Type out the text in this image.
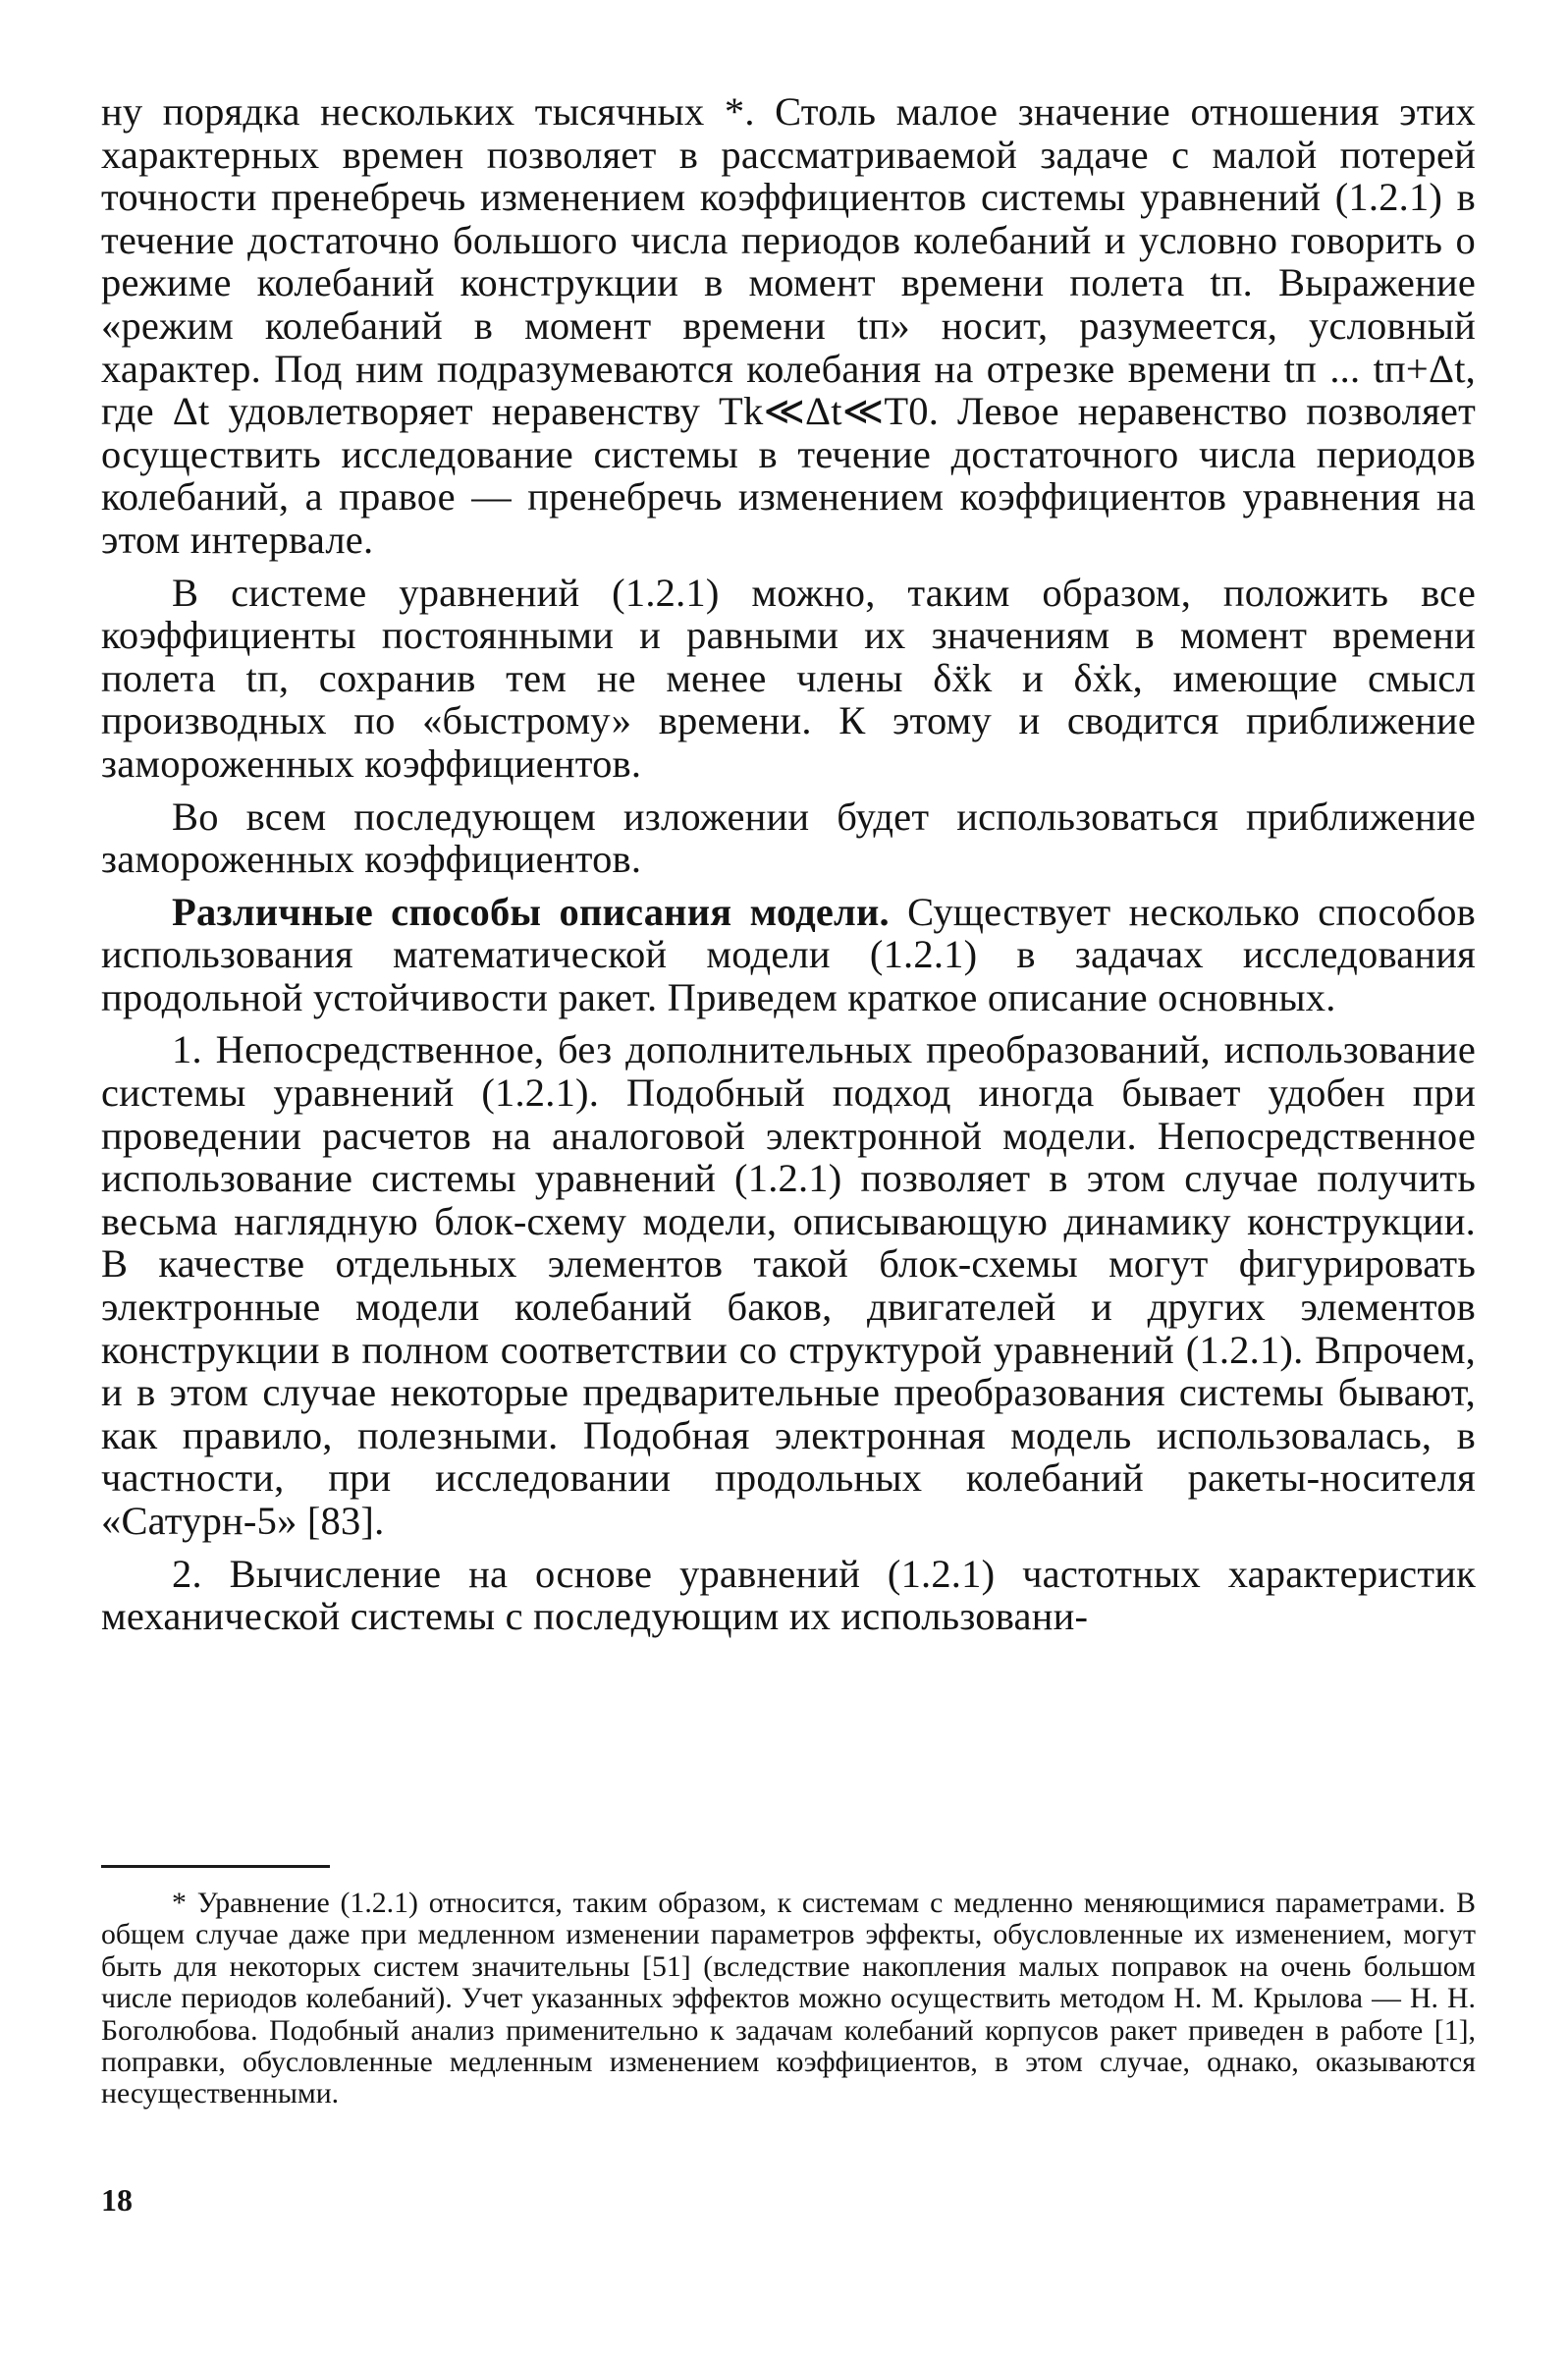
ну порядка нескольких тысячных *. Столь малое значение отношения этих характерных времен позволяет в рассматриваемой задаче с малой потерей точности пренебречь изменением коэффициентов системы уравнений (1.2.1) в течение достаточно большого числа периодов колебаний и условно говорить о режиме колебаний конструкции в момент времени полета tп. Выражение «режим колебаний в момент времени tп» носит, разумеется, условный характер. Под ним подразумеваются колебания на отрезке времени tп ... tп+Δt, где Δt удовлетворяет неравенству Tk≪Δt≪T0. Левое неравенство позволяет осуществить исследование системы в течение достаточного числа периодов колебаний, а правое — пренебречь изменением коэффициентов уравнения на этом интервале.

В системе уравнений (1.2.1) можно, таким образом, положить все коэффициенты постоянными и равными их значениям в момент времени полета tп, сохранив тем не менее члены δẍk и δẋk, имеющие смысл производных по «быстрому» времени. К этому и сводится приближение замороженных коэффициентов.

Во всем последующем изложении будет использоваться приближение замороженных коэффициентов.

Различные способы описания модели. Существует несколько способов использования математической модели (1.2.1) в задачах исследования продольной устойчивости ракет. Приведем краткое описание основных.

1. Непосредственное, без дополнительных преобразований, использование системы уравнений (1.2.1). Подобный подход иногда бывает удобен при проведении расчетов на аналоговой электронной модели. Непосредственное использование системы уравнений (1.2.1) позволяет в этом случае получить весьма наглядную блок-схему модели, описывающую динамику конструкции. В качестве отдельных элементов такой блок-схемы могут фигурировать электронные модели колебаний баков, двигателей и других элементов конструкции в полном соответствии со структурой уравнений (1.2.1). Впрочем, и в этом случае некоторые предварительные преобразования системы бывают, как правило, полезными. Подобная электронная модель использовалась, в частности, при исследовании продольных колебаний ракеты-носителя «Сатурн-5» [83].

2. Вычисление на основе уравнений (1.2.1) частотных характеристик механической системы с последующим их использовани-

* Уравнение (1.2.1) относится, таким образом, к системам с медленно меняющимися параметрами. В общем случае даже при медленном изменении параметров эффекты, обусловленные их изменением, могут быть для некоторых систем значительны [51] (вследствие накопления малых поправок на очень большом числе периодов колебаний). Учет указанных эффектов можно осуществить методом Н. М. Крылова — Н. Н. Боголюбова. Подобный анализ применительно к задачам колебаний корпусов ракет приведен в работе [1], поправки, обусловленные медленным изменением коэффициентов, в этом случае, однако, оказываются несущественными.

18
• • • •
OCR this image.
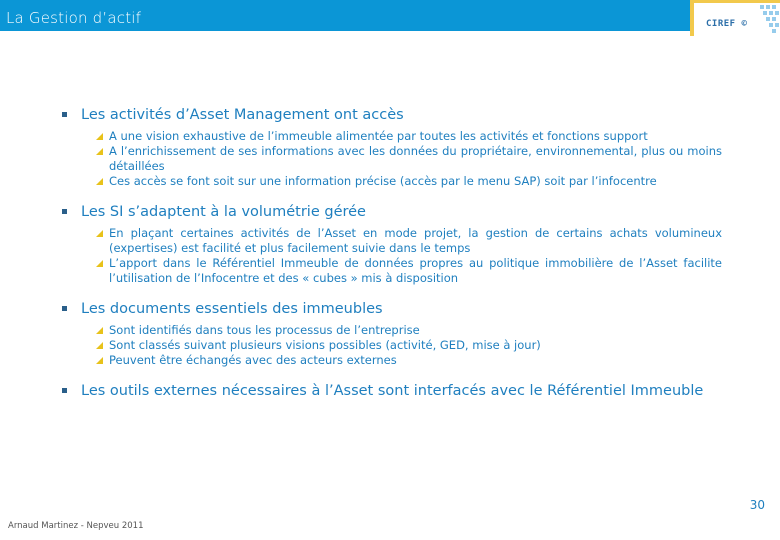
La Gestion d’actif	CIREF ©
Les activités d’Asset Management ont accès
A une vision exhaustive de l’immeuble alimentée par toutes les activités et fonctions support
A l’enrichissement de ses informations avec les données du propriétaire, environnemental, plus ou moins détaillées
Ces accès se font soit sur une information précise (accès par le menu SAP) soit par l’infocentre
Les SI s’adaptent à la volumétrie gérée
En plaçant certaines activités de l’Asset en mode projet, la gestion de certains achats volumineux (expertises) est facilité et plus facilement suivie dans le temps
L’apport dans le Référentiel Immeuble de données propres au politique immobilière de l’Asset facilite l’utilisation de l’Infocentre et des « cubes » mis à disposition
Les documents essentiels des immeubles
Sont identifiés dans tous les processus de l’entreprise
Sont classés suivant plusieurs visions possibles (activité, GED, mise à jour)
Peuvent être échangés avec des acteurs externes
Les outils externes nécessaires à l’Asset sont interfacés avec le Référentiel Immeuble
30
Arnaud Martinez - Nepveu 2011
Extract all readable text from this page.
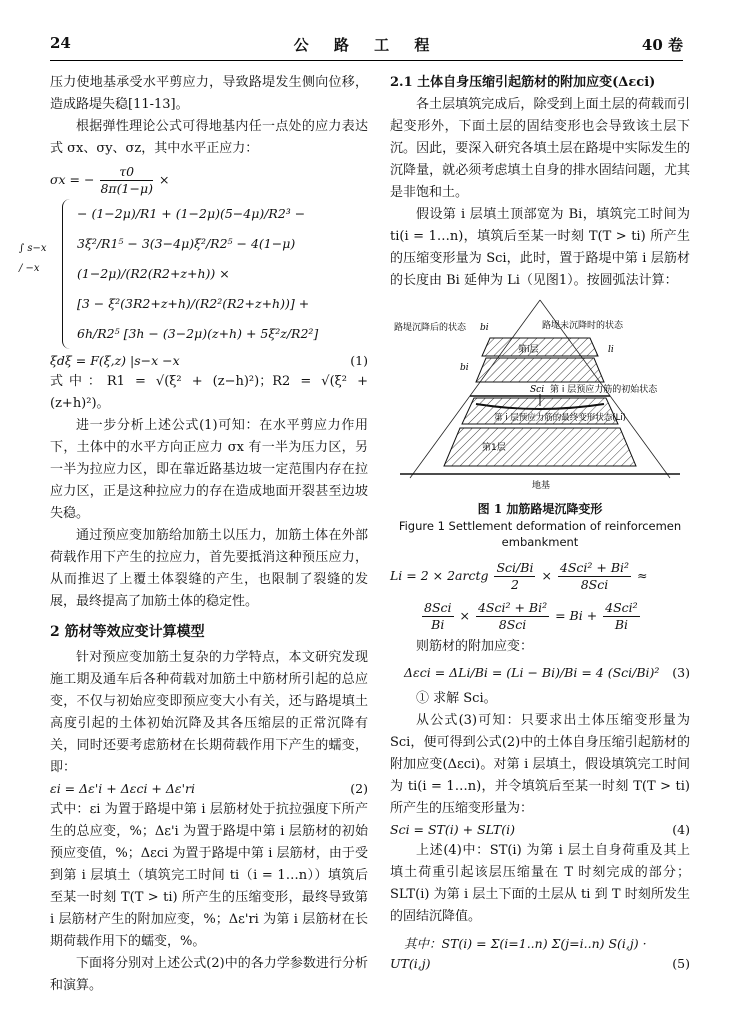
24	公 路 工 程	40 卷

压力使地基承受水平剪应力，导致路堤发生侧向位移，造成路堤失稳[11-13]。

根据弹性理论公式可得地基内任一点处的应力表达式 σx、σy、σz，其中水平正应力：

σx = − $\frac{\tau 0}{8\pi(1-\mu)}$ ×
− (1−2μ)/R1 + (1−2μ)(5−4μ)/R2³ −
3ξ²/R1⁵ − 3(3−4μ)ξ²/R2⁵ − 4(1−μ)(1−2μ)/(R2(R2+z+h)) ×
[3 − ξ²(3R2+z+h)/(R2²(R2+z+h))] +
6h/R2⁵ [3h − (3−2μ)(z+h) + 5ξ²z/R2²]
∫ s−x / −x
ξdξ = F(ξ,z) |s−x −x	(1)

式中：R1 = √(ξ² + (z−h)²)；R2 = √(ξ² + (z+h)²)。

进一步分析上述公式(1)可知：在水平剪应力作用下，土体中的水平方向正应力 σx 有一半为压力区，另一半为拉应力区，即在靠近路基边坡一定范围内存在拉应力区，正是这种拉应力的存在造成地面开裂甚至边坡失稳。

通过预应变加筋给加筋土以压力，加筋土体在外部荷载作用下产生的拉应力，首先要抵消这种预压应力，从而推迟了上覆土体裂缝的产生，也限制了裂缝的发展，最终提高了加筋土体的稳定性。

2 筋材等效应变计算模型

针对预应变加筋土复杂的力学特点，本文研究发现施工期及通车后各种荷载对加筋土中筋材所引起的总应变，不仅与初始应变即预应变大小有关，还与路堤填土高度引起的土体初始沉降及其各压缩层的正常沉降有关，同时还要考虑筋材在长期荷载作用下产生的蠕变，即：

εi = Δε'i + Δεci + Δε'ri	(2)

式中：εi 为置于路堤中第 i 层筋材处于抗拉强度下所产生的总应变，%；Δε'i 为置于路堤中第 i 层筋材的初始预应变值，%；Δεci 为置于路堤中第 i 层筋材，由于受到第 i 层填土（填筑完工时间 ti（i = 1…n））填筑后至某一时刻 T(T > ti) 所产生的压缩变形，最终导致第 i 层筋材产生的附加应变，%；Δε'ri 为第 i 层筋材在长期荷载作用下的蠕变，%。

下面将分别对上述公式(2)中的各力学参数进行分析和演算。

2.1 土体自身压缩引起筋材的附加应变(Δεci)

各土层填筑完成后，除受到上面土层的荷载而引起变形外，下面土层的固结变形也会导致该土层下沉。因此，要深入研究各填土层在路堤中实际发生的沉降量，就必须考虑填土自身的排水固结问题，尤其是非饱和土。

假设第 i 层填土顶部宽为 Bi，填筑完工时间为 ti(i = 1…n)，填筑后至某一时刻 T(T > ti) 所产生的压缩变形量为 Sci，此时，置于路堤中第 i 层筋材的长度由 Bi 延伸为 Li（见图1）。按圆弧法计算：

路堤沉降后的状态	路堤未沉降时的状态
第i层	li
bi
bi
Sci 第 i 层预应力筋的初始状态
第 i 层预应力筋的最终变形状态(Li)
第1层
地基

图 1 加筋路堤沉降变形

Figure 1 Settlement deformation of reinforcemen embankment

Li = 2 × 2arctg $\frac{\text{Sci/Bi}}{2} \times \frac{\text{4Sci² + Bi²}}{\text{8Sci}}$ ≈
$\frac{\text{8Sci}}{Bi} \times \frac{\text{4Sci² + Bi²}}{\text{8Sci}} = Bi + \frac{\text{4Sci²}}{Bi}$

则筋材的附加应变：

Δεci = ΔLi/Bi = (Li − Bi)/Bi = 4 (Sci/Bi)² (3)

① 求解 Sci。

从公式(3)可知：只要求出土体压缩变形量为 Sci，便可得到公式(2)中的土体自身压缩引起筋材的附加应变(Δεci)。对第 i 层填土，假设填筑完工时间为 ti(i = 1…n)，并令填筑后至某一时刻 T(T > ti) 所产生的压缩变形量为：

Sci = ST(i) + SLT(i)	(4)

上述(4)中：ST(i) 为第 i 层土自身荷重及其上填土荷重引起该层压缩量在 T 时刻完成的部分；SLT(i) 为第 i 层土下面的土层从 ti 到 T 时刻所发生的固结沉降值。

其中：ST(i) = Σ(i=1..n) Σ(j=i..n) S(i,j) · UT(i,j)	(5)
• • • •
_DO THIS_:
Identify each line containing the string "момент" and copy it out.

_WRITTEN REPLY_:
ну порядка нескольких тысячных *. Столь малое значение отношения этих характерных времен позволяет в рассматриваемой задаче с малой потерей точности пренебречь изменением коэффициентов системы уравнений (1.2.1) в течение достаточно большого числа периодов колебаний и условно говорить о режиме колебаний конструкции в момент времени полета tп. Выражение «режим колебаний в момент времени tп» носит, разумеется, условный характер. Под ним подразумеваются колебания на отрезке времени tп ... tп+Δt, где Δt удовлетворяет неравенству Tk≪Δt≪T0. Левое неравенство позволяет осуществить исследование системы в течение достаточного числа периодов колебаний, а правое — пренебречь изменением коэффициентов уравнения на этом интервале.
В системе уравнений (1.2.1) можно, таким образом, положить все коэффициенты постоянными и равными их значениям в момент времени полета tп, сохранив тем не менее члены δẍk и δẋk, имеющие смысл производных по «быстрому» времени. К этому и сводится приближение замороженных коэффициентов.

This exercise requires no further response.